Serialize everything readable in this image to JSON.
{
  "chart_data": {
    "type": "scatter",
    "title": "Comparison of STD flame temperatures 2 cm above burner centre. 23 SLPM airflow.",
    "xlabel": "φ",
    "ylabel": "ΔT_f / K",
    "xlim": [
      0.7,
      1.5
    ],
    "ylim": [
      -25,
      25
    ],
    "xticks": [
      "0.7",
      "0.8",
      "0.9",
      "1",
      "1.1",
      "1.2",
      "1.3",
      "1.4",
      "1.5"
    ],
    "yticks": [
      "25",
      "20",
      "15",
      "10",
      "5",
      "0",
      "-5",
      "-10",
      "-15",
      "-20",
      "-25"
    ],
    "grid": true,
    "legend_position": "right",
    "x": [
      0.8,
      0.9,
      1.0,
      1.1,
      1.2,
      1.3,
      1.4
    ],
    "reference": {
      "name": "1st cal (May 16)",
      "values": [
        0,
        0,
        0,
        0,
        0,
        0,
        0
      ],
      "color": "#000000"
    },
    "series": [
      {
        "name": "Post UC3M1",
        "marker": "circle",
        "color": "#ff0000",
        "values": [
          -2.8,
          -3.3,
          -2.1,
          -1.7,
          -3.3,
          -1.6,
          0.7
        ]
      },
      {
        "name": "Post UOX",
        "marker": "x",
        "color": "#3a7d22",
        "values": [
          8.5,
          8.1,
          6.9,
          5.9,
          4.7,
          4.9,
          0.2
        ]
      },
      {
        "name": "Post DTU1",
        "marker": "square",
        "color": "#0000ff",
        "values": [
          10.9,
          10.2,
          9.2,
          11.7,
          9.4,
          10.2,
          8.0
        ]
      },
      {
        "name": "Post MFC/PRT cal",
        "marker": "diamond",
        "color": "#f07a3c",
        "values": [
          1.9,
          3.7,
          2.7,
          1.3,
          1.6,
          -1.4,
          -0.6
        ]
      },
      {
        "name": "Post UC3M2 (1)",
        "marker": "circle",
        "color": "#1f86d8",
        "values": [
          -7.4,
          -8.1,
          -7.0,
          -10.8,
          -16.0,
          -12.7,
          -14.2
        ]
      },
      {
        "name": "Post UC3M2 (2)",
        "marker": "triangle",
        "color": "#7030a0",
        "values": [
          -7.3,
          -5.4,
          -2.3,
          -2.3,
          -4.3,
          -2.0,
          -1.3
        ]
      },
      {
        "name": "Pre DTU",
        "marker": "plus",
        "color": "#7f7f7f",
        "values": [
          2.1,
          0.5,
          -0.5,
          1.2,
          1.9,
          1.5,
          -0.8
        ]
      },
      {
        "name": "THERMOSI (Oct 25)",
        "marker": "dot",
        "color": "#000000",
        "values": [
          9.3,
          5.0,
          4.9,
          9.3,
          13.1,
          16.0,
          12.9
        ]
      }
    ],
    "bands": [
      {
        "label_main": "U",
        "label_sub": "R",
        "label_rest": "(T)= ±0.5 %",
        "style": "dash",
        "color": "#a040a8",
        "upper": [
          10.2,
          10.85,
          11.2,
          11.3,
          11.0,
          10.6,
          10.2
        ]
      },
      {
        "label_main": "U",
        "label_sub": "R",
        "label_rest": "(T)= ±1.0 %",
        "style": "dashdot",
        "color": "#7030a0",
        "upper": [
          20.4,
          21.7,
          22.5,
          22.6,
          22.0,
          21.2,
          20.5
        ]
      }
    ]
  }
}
.....
> **THE REQUEST**
Search the lines for the word "color" and report how many contain it, by number only.

> **THE ANSWER**
11